EXERCISE DETAILS. Produce a word-for-word copy of the listing below without its pictures.
** begin PROVIDED INFORMATION **
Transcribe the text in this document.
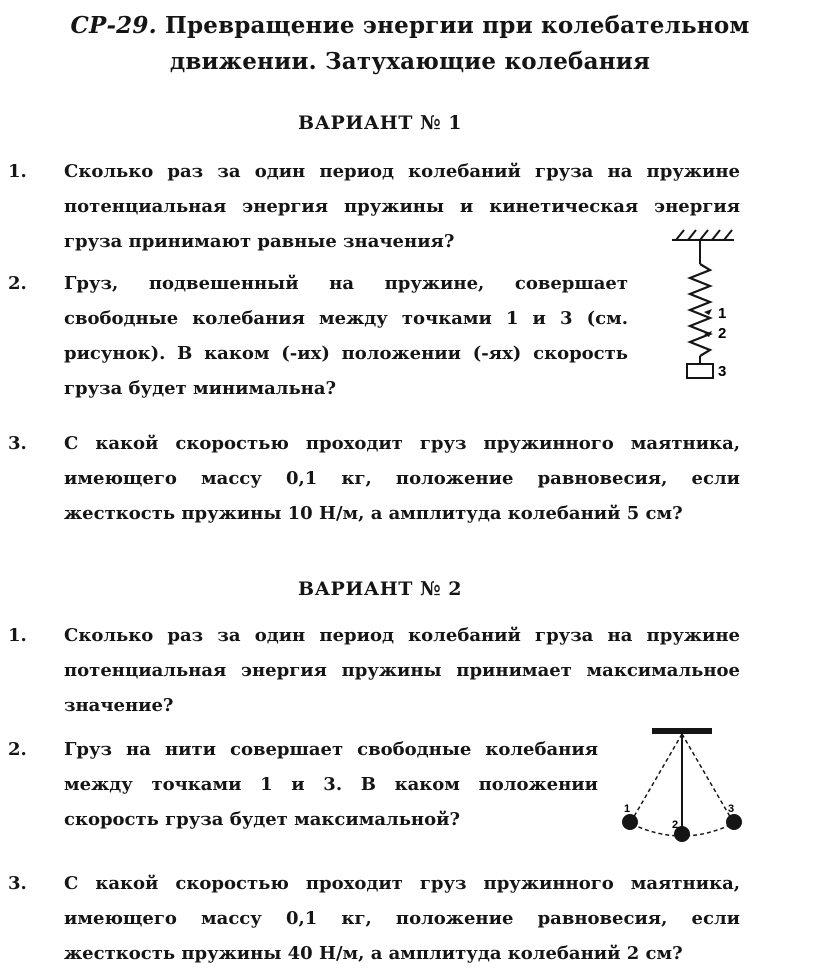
СР-29. Превращение энергии при колебательном
движении. Затухающие колебания
ВАРИАНТ № 1
1. Сколько раз за один период колебаний груза на пружине потенциальная энергия пружины и кинетическая энергия груза принимают равные значения?
2. Груз, подвешенный на пружине, совершает свободные колебания между точками 1 и 3 (см. рисунок). В каком (-их) положении (-ях) скорость груза будет минимальна?
1
2
3
3. С какой скоростью проходит груз пружинного маятника, имеющего массу 0,1 кг, положение равновесия, если жесткость пружины 10 Н/м, а амплитуда колебаний 5 см?
ВАРИАНТ № 2
1. Сколько раз за один период колебаний груза на пружине потенциальная энергия пружины принимает максимальное значение?
2. Груз на нити совершает свободные колебания между точками 1 и 3. В каком положении скорость груза будет максимальной?	1
2
3
3. С какой скоростью проходит груз пружинного маятника, имеющего массу 0,1 кг, положение равновесия, если жесткость пружины 40 Н/м, а амплитуда колебаний 2 см?
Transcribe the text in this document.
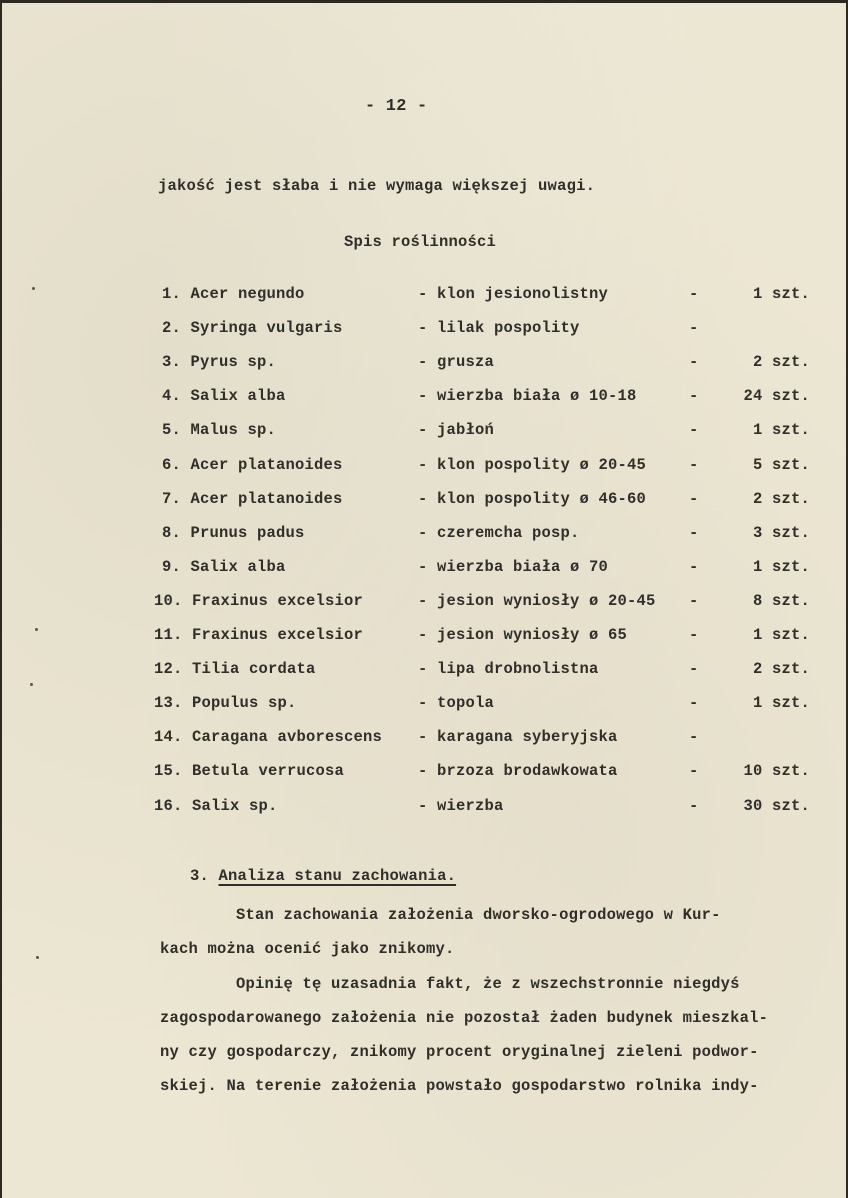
- 12 -
jakość jest słaba i nie wymaga większej uwagi.
Spis roślinności
1. Acer negundo	- klon jesionolistny	-	1 szt.
2. Syringa vulgaris	- lilak pospolity	-
3. Pyrus sp.	- grusza	-	2 szt.
4. Salix alba	- wierzba biała ø 10-18	-	24 szt.
5. Malus sp.	- jabłoń	-	1 szt.
6. Acer platanoides	- klon pospolity ø 20-45	-	5 szt.
7. Acer platanoides	- klon pospolity ø 46-60	-	2 szt.
8. Prunus padus	- czeremcha posp.	-	3 szt.
9. Salix alba	- wierzba biała ø 70	-	1 szt.
10. Fraxinus excelsior	- jesion wyniosły ø 20-45 -	8 szt.
11. Fraxinus excelsior	- jesion wyniosły ø 65	-	1 szt.
12. Tilia cordata	- lipa drobnolistna	-	2 szt.
13. Populus sp.	- topola	-	1 szt.
14. Caragana avborescens - karagana syberyjska	-
15. Betula verrucosa	- brzoza brodawkowata	-	10 szt.
16. Salix sp.	- wierzba	-	30 szt.
3. Analiza stanu zachowania.
Stan zachowania założenia dworsko-ogrodowego w Kur-
kach można ocenić jako znikomy.
Opinię tę uzasadnia fakt, że z wszechstronnie niegdyś
zagospodarowanego założenia nie pozostał żaden budynek mieszkal-
ny czy gospodarczy, znikomy procent oryginalnej zieleni podwor-
skiej. Na terenie założenia powstało gospodarstwo rolnika indy-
** end PROVIDED INFORMATION **
CORRECT ANSWER.
Transcribe the text in this document.
СР-29. Превращение энергии при колебательном
движении. Затухающие колебания
ВАРИАНТ № 1
1. Сколько раз за один период колебаний груза на пружине потенциальная энергия пружины и кинетическая энергия груза принимают равные значения?
2. Груз, подвешенный на пружине, совершает свободные колебания между точками 1 и 3 (см. рисунок). В каком (-их) положении (-ях) скорость груза будет минимальна?
1
2
3
3. С какой скоростью проходит груз пружинного маятника, имеющего массу 0,1 кг, положение равновесия, если жесткость пружины 10 Н/м, а амплитуда колебаний 5 см?
ВАРИАНТ № 2
1. Сколько раз за один период колебаний груза на пружине потенциальная энергия пружины принимает максимальное значение?
2. Груз на нити совершает свободные колебания между точками 1 и 3. В каком положении скорость груза будет максимальной?	1
2
3
3. С какой скоростью проходит груз пружинного маятника, имеющего массу 0,1 кг, положение равновесия, если жесткость пружины 40 Н/м, а амплитуда колебаний 2 см?
Transcribe the text in this document.
- 12 -
jakość jest słaba i nie wymaga większej uwagi.
Spis roślinności
1. Acer negundo	- klon jesionolistny	-	1 szt.
2. Syringa vulgaris	- lilak pospolity	-
3. Pyrus sp.	- grusza	-	2 szt.
4. Salix alba	- wierzba biała ø 10-18	-	24 szt.
5. Malus sp.	- jabłoń	-	1 szt.
6. Acer platanoides	- klon pospolity ø 20-45	-	5 szt.
7. Acer platanoides	- klon pospolity ø 46-60	-	2 szt.
8. Prunus padus	- czeremcha posp.	-	3 szt.
9. Salix alba	- wierzba biała ø 70	-	1 szt.
10. Fraxinus excelsior	- jesion wyniosły ø 20-45 -	8 szt.
11. Fraxinus excelsior	- jesion wyniosły ø 65	-	1 szt.
12. Tilia cordata	- lipa drobnolistna	-	2 szt.
13. Populus sp.	- topola	-	1 szt.
14. Caragana avborescens - karagana syberyjska	-
15. Betula verrucosa	- brzoza brodawkowata	-	10 szt.
16. Salix sp.	- wierzba	-	30 szt.
3. Analiza stanu zachowania.
Stan zachowania założenia dworsko-ogrodowego w Kur-
kach można ocenić jako znikomy.
Opinię tę uzasadnia fakt, że z wszechstronnie niegdyś
zagospodarowanego założenia nie pozostał żaden budynek mieszkal-
ny czy gospodarczy, znikomy procent oryginalnej zieleni podwor-
skiej. Na terenie założenia powstało gospodarstwo rolnika indy-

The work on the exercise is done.